[Saved entries]
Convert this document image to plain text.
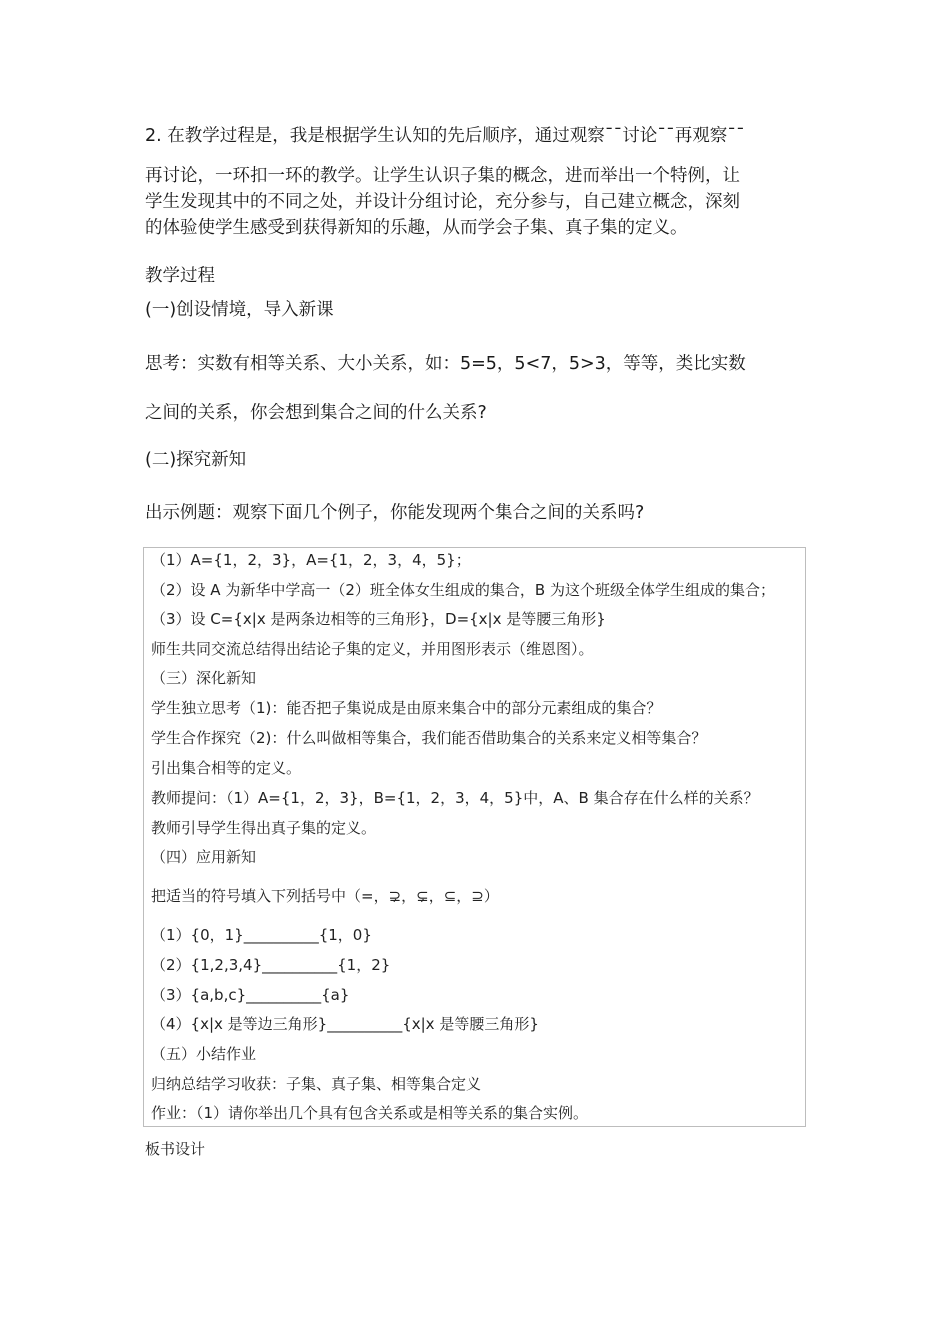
2. 在教学过程是，我是根据学生认知的先后顺序，通过观察¯¯讨论¯¯再观察¯¯
再讨论，一环扣一环的教学。让学生认识子集的概念，进而举出一个特例，让
学生发现其中的不同之处，并设计分组讨论，充分参与，自己建立概念，深刻
的体验使学生感受到获得新知的乐趣，从而学会子集、真子集的定义。
教学过程
(一)创设情境，导入新课
思考：实数有相等关系、大小关系，如：5=5，5<7，5>3，等等，类比实数
之间的关系，你会想到集合之间的什么关系?
(二)探究新知
出示例题：观察下面几个例子，你能发现两个集合之间的关系吗?
（1）A={1，2，3}，A={1，2，3，4，5}；
（2）设 A 为新华中学高一（2）班全体女生组成的集合，B 为这个班级全体学生组成的集合；
（3）设 C={x|x 是两条边相等的三角形}，D={x|x 是等腰三角形}
师生共同交流总结得出结论子集的定义，并用图形表示（维恩图）。
（三）深化新知
学生独立思考（1)：能否把子集说成是由原来集合中的部分元素组成的集合？
学生合作探究（2)：什么叫做相等集合，我们能否借助集合的关系来定义相等集合？
引出集合相等的定义。
教师提问：（1）A={1，2，3}，B={1，2，3，4，5}中，A、B 集合存在什么样的关系？
教师引导学生得出真子集的定义。
（四）应用新知
把适当的符号填入下列括号中（=，⊋，⊊，⊆，⊇）
（1）{0，1}__________{1，0}
（2）{1,2,3,4}__________{1，2}
（3）{a,b,c}__________{a}
（4）{x|x 是等边三角形}__________{x|x 是等腰三角形}
（五）小结作业
归纳总结学习收获：子集、真子集、相等集合定义
作业：（1）请你举出几个具有包含关系或是相等关系的集合实例。
板书设计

» **GIVEN REQUEST**: Show every line of the listing in which the string "是等腰三角形" can be found.

» **OUTPUT OF THE TASK**:
（3）设 C={x|x 是两条边相等的三角形}，D={x|x 是等腰三角形}
（4）{x|x 是等边三角形}__________{x|x 是等腰三角形}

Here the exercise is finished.